_Quoted passage_:
-----
What, exactly, is a Higgs boson?
Fundamentally speaking, explained Melissa Franklin, Physics Department chair and Mallinckrodt Professor of Physics, the Higgs boson is a subatomic particle, one of more than a dozen such particles, including quarks, electrons, muons, and neutrinos.
This particle, however, is unique because its discovery acts as confirmation of the existence of the Higgs field. An invisible area, similar to the electromagnetic field, that permeates all of space, the Higgs field explains how the elementary particles that form the building blocks of all matter have mass. The field works by imparting mass to particles as they move through it. Because some particles move through the field very quickly, they take on less mass. Others, which move more slowly, take on more.
“We believe it is there, but we don’t know for sure that there is a Higgs field,” Franklin explained. “Now that we’ve identified what we believe is a Higgs boson — the manifestation of the Higgs field — the evidence is much stronger that the field is there.”
The potential implications of the Higgs discovery, however, don’t end there.
The particle is also the final puzzle piece in the Standard Model, a theory that explains how three fundamental forces — the strong, weak, and electromagnetic forces — interact to create the physical phenomena in the universe.
-----
_Dataset excerpts_:
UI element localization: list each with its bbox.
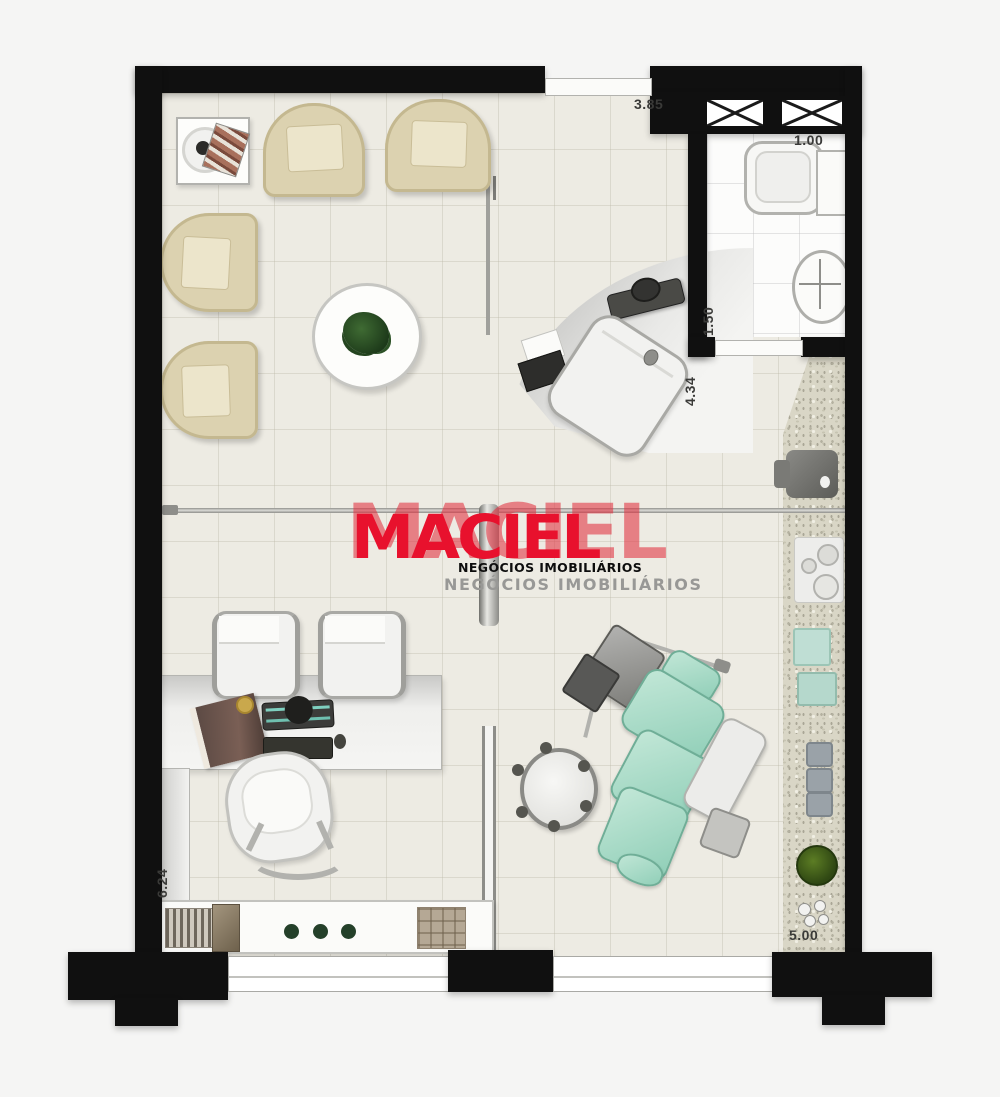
stool-foot — [540, 742, 552, 754]
credenza-shelf — [160, 900, 494, 954]
side-table — [176, 117, 250, 185]
guest-chair-1 — [212, 611, 300, 699]
vent-shaft-2 — [778, 96, 846, 130]
decor-dot — [313, 924, 328, 939]
dim-hall-depth: 4.34 — [682, 352, 698, 406]
glass-partition-end-cap — [162, 505, 178, 515]
wall-bottom-middle — [448, 950, 553, 992]
tray-circle — [813, 574, 839, 600]
sterilizer-handle — [774, 460, 790, 488]
stool-foot — [578, 760, 590, 772]
dim-reception-width: 3.85 — [634, 96, 663, 112]
stool-foot — [548, 820, 560, 832]
counter-teal-tray — [793, 628, 831, 666]
logo-maciel: MACIEL — [351, 507, 598, 568]
tray-box-icon — [417, 907, 466, 949]
column-bottom-right-stub — [822, 995, 885, 1025]
wall-top-left — [135, 66, 545, 93]
guest-chair-back — [325, 616, 385, 644]
bathroom-sink — [744, 141, 824, 215]
guest-chair-back — [219, 616, 279, 644]
waiting-armchair-1 — [263, 103, 365, 197]
gold-coin-icon — [236, 696, 254, 714]
wall-left — [135, 66, 162, 956]
desk-monitor-icon — [261, 699, 334, 731]
counter-plant-icon — [796, 845, 838, 886]
entry-glass-screen-handle — [493, 176, 496, 200]
tray-circle — [817, 544, 839, 566]
window-sill — [554, 976, 773, 978]
waiting-armchair-2 — [385, 99, 491, 192]
sink-basin — [755, 151, 811, 203]
counter-gray-module — [806, 792, 833, 817]
decor-dot — [341, 924, 356, 939]
instrument-tray-module — [794, 537, 844, 603]
waiting-armchair-4 — [160, 341, 258, 439]
office-chair-cushion — [238, 765, 316, 838]
stool-foot — [512, 764, 524, 776]
coffee-table — [312, 283, 422, 390]
toilet-cross-h — [799, 283, 841, 285]
logo-tagline-black: NEGÓCIOS IMOBILIÁRIOS — [458, 562, 642, 575]
waiting-armchair-3 — [160, 213, 258, 312]
floor-plan-image: { "watermark": { "brand_front": "MACIEL"… — [0, 0, 1000, 1097]
counter-teal-tray — [797, 672, 837, 706]
dim-bathroom-depth: 1.50 — [700, 284, 716, 336]
wood-box-icon — [212, 904, 240, 952]
counter-gray-module — [806, 768, 833, 793]
tray-circle — [801, 558, 817, 574]
column-bottom-left-stub — [115, 998, 178, 1026]
pebble — [818, 914, 829, 925]
guest-chair-2 — [318, 611, 406, 699]
logo-tagline-gray: NEGÓCIOS IMOBILIÁRIOS — [444, 577, 703, 593]
wall-top-bathroom — [650, 66, 862, 92]
window-bottom-2 — [553, 956, 774, 992]
sink-counter — [816, 150, 848, 216]
armchair-cushion — [410, 120, 468, 168]
window-bottom-1 — [228, 956, 450, 992]
armchair-cushion — [181, 236, 232, 290]
sterilizer-dot — [820, 476, 830, 488]
stool-foot — [580, 800, 592, 812]
counter-gray-module — [806, 742, 833, 767]
column-bottom-left — [68, 952, 228, 1000]
dim-office-depth: 6.24 — [154, 846, 170, 898]
entry-glass-screen — [486, 168, 490, 335]
window-sill — [229, 976, 449, 978]
wall-right — [845, 66, 862, 956]
vent-shaft-1 — [703, 96, 767, 130]
bathroom-toilet — [792, 250, 852, 324]
pebble — [814, 900, 826, 912]
armchair-cushion — [181, 364, 231, 418]
stool-foot — [516, 806, 528, 818]
wall-bathroom-bottom-right — [801, 337, 845, 357]
column-bottom-right — [772, 952, 932, 997]
sterilizer-unit — [786, 450, 838, 498]
office-chair-base — [248, 834, 348, 880]
decor-dot — [284, 924, 299, 939]
dim-treatment-width: 5.00 — [789, 927, 818, 943]
armchair-cushion — [286, 124, 344, 173]
plant-icon — [343, 312, 389, 354]
dim-bathroom-width: 1.00 — [794, 132, 823, 148]
bathroom-door — [715, 340, 803, 356]
pebble — [804, 915, 816, 927]
book-stack-icon — [165, 908, 213, 948]
entrance-door — [545, 78, 652, 96]
desk-mouse-icon — [334, 734, 346, 749]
-----
_Set exercise_:
Render into Spanish this sentence from the Higgs boson text: "The field works by imparting mass to particles as they move through it."

_Written solution_:
El campo funciona confiriendo masa a las partículas a medida que se desplazan a través de él.